> [TASK MATERIAL]:
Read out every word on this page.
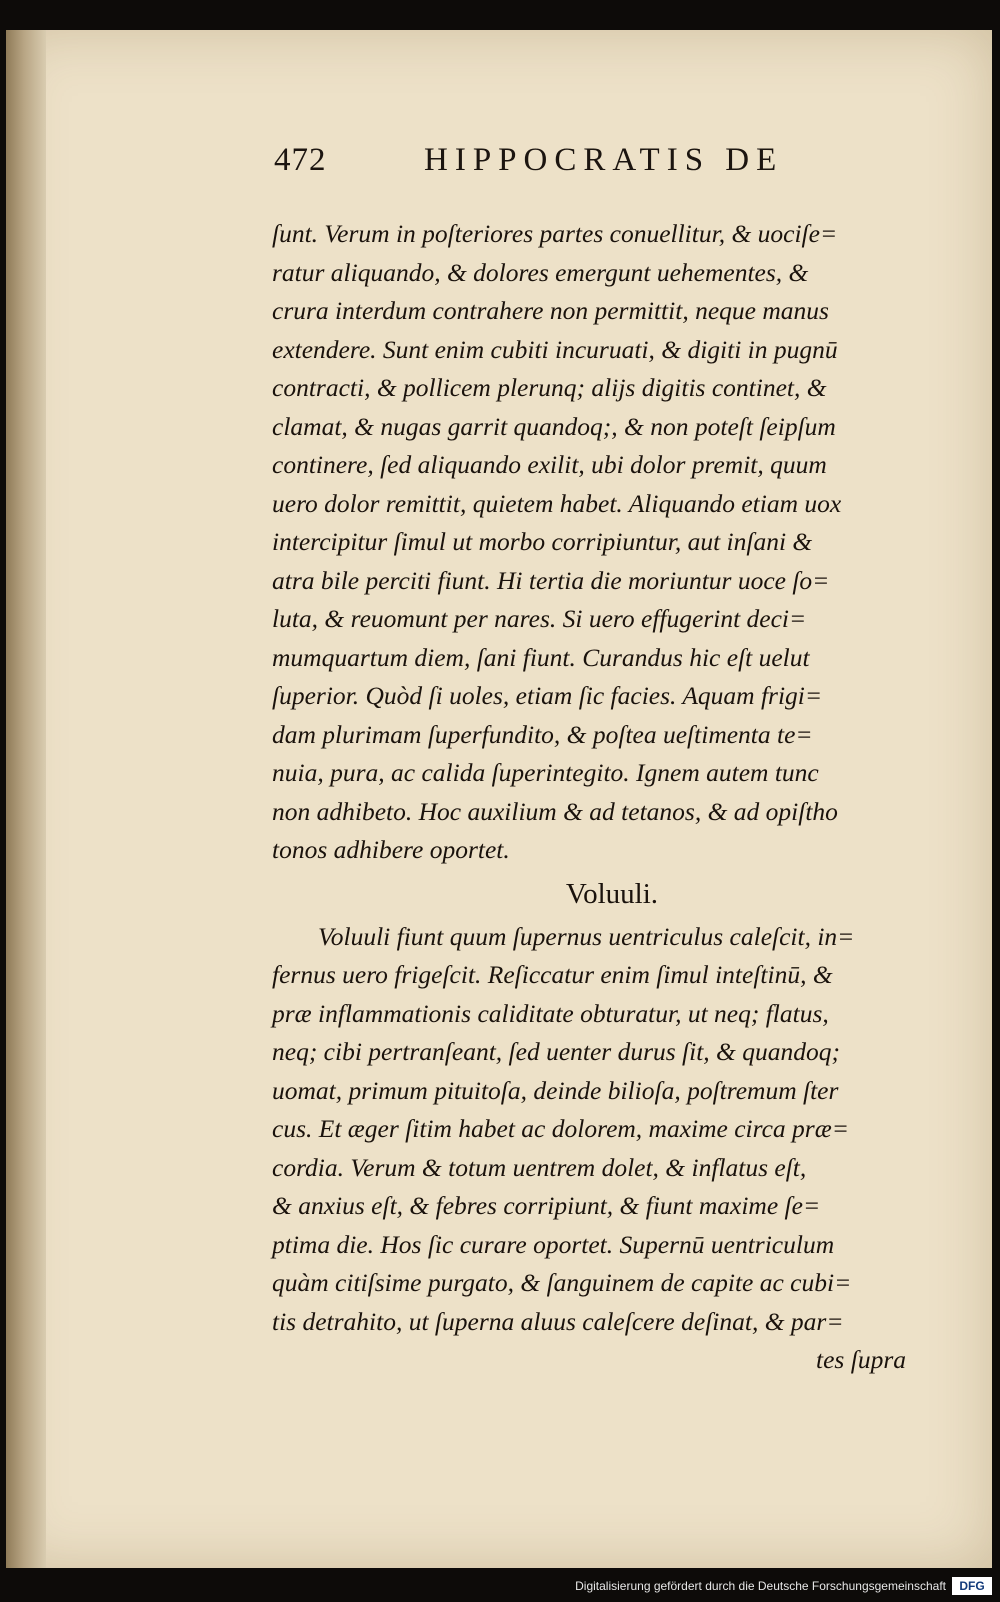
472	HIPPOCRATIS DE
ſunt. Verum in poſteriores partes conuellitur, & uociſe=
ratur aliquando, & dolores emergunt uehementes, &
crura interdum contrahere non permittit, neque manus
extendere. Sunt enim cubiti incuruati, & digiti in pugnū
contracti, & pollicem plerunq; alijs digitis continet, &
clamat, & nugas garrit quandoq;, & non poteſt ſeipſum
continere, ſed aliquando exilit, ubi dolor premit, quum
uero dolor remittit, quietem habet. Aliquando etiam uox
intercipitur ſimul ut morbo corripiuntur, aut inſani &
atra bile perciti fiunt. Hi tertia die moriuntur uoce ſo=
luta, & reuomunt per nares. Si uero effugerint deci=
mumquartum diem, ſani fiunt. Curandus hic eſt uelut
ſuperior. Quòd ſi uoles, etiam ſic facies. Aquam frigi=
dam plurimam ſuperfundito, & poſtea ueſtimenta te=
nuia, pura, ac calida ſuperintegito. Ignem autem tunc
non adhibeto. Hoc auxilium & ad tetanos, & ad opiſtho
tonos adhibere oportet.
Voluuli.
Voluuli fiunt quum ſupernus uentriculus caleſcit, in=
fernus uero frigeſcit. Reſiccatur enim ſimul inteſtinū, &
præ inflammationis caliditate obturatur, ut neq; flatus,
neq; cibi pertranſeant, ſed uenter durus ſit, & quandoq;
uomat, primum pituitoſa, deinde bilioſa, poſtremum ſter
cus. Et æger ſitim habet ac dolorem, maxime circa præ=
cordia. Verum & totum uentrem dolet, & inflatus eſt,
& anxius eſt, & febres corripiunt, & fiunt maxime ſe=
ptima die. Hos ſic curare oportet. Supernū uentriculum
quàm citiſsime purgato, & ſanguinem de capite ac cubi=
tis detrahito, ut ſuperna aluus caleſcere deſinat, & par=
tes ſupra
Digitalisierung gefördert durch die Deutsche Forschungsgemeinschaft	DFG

> [PROBLEM REQUIREMENTS]: Repeat the records above exactly, omitting every picture.

> [WRITTEN ANSWER]:
Read out every word on this page.
472	HIPPOCRATIS DE
ſunt. Verum in poſteriores partes conuellitur, & uociſe=
ratur aliquando, & dolores emergunt uehementes, &
crura interdum contrahere non permittit, neque manus
extendere. Sunt enim cubiti incuruati, & digiti in pugnū
contracti, & pollicem plerunq; alijs digitis continet, &
clamat, & nugas garrit quandoq;, & non poteſt ſeipſum
continere, ſed aliquando exilit, ubi dolor premit, quum
uero dolor remittit, quietem habet. Aliquando etiam uox
intercipitur ſimul ut morbo corripiuntur, aut inſani &
atra bile perciti fiunt. Hi tertia die moriuntur uoce ſo=
luta, & reuomunt per nares. Si uero effugerint deci=
mumquartum diem, ſani fiunt. Curandus hic eſt uelut
ſuperior. Quòd ſi uoles, etiam ſic facies. Aquam frigi=
dam plurimam ſuperfundito, & poſtea ueſtimenta te=
nuia, pura, ac calida ſuperintegito. Ignem autem tunc
non adhibeto. Hoc auxilium & ad tetanos, & ad opiſtho
tonos adhibere oportet.
Voluuli.
Voluuli fiunt quum ſupernus uentriculus caleſcit, in=
fernus uero frigeſcit. Reſiccatur enim ſimul inteſtinū, &
præ inflammationis caliditate obturatur, ut neq; flatus,
neq; cibi pertranſeant, ſed uenter durus ſit, & quandoq;
uomat, primum pituitoſa, deinde bilioſa, poſtremum ſter
cus. Et æger ſitim habet ac dolorem, maxime circa præ=
cordia. Verum & totum uentrem dolet, & inflatus eſt,
& anxius eſt, & febres corripiunt, & fiunt maxime ſe=
ptima die. Hos ſic curare oportet. Supernū uentriculum
quàm citiſsime purgato, & ſanguinem de capite ac cubi=
tis detrahito, ut ſuperna aluus caleſcere deſinat, & par=
tes ſupra
Digitalisierung gefördert durch die Deutsche Forschungsgemeinschaft	DFG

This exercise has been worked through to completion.